# Material provided:

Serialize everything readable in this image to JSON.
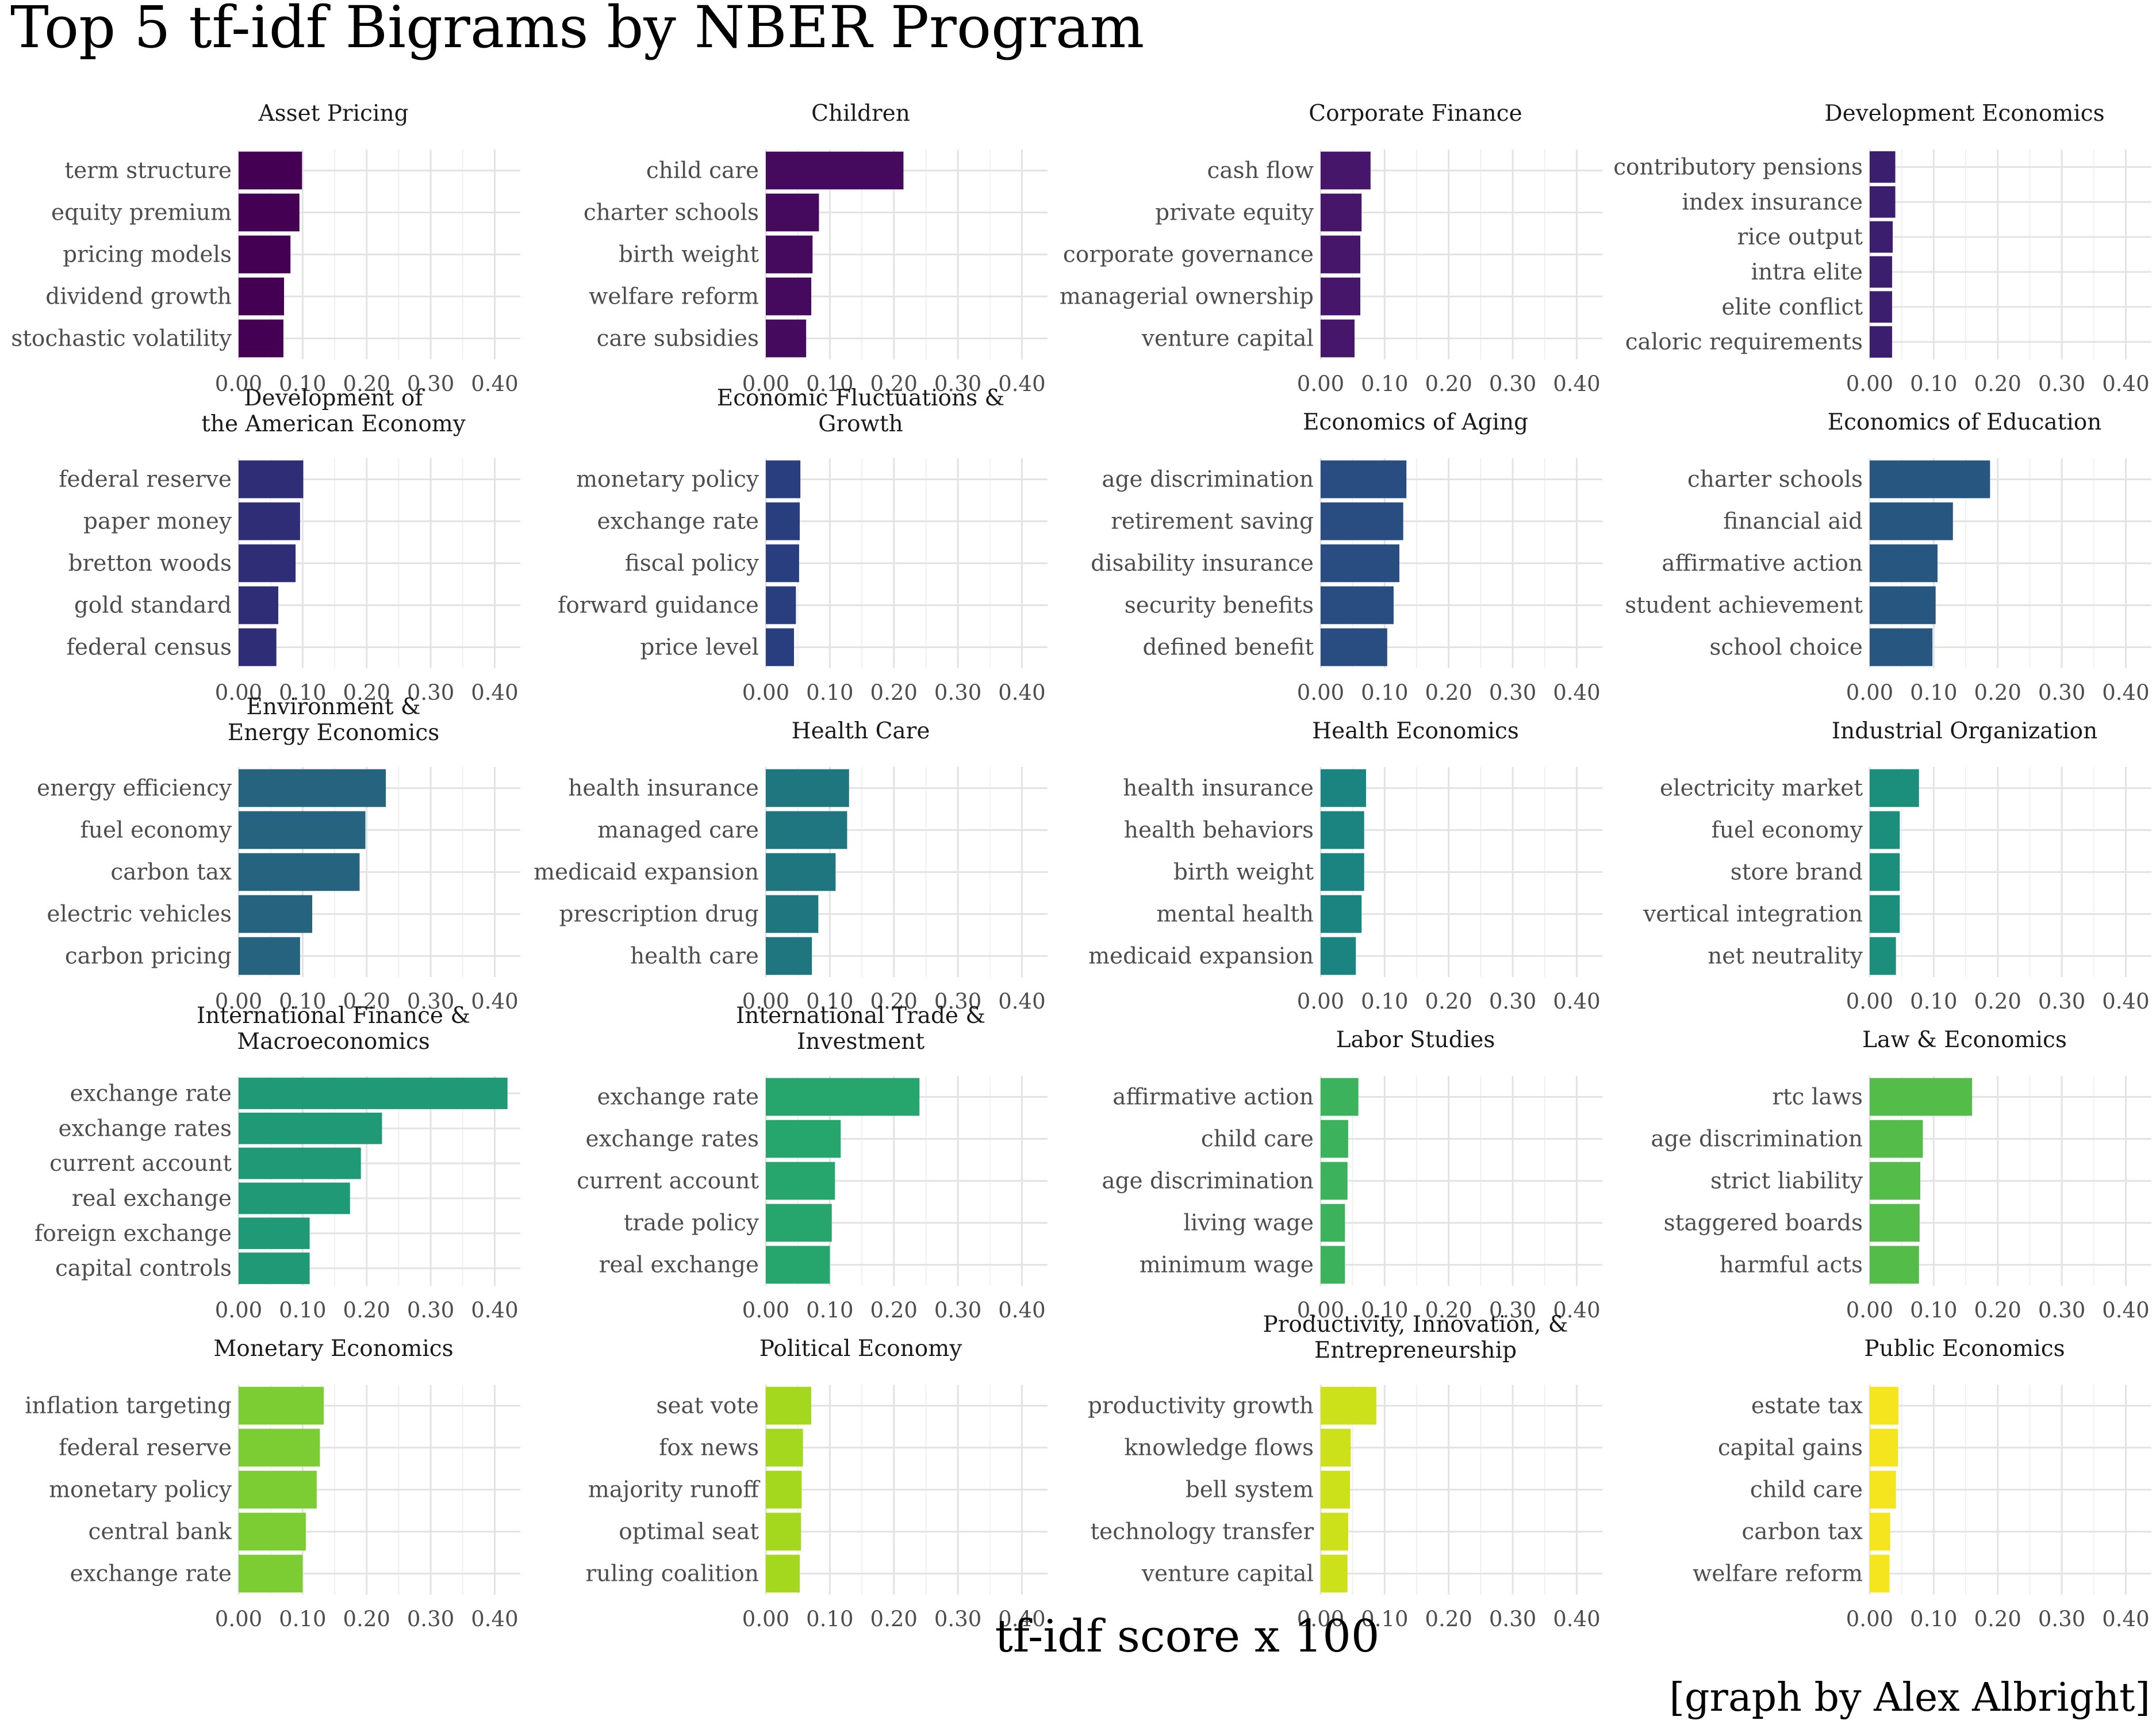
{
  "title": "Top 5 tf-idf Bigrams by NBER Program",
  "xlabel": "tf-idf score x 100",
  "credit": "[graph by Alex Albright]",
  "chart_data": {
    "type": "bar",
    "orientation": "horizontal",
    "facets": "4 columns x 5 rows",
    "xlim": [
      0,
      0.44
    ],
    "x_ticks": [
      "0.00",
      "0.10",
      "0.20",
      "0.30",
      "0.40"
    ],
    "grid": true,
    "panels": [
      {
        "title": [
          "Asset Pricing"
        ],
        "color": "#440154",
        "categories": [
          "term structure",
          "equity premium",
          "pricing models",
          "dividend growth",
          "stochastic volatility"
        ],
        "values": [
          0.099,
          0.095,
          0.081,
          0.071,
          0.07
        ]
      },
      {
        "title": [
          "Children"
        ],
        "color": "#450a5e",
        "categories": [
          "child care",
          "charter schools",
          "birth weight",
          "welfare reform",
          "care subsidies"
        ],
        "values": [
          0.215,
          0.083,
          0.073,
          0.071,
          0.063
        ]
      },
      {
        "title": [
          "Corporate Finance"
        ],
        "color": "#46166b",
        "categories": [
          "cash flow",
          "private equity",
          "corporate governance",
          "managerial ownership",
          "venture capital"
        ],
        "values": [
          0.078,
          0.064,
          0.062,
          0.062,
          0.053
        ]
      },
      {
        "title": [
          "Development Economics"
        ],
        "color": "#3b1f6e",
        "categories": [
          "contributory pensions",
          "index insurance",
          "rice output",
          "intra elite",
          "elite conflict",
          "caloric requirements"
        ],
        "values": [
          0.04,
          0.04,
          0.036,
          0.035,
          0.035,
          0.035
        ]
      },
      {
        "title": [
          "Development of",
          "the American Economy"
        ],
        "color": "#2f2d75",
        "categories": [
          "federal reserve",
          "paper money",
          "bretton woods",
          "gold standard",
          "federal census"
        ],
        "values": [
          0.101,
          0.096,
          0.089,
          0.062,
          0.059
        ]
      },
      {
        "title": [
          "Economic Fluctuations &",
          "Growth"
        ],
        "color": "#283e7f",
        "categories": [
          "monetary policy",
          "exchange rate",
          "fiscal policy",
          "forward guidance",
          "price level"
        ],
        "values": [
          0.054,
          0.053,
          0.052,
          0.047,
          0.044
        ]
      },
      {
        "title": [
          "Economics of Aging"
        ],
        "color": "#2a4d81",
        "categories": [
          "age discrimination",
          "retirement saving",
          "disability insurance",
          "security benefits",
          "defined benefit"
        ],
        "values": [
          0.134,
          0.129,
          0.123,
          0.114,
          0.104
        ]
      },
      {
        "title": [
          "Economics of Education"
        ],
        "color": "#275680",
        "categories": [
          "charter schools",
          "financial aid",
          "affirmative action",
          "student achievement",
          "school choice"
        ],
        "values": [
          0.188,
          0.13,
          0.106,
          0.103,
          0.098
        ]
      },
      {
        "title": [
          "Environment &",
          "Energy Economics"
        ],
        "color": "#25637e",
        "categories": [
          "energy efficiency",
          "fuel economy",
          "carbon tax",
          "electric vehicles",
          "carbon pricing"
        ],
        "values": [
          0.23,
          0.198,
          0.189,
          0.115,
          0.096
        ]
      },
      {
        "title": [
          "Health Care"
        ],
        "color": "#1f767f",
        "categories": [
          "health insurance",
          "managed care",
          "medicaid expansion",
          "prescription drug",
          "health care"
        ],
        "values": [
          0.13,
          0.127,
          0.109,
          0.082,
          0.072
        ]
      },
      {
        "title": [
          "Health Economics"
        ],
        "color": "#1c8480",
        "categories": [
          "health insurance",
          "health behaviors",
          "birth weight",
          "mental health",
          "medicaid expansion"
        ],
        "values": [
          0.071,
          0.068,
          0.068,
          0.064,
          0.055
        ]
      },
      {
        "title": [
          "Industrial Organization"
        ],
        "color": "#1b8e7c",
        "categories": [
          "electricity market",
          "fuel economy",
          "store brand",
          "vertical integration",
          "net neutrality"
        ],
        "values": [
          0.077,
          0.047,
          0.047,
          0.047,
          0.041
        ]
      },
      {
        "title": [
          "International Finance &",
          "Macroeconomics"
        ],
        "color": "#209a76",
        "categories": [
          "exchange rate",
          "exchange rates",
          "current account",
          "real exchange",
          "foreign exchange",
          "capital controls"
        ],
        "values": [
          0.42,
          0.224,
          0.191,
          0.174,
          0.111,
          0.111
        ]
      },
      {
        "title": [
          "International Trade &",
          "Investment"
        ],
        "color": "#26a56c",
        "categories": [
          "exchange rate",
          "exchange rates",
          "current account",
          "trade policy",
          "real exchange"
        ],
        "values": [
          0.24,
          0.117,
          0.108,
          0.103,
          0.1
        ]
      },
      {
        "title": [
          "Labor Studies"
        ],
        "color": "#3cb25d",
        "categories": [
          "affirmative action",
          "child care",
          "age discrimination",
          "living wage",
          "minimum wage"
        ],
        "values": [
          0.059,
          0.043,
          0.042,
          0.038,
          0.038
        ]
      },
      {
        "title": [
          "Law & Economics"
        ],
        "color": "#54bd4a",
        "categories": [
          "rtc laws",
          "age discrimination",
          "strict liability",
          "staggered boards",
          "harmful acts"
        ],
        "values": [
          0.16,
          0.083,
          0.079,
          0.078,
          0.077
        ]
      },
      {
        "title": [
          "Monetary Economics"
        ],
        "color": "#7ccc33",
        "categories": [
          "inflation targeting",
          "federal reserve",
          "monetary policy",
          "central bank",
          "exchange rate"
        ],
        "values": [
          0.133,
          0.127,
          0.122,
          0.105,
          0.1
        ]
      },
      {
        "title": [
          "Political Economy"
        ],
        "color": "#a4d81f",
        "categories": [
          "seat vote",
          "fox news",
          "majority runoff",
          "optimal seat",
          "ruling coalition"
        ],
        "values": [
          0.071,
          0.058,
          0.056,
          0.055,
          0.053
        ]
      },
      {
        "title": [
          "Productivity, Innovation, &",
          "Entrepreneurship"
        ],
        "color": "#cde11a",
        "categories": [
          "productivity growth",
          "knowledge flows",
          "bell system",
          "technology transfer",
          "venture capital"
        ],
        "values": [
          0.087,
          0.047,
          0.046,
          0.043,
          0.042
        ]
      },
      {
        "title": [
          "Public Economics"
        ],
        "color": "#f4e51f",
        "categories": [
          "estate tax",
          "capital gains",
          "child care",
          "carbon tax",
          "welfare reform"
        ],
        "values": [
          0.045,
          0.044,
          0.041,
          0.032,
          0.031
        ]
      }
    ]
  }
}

# What the task asks:
Check each line above for the string "insurance" and show the ones that have it.

# In response:
          "index insurance",
          "disability insurance",
          "health insurance",
          "health insurance",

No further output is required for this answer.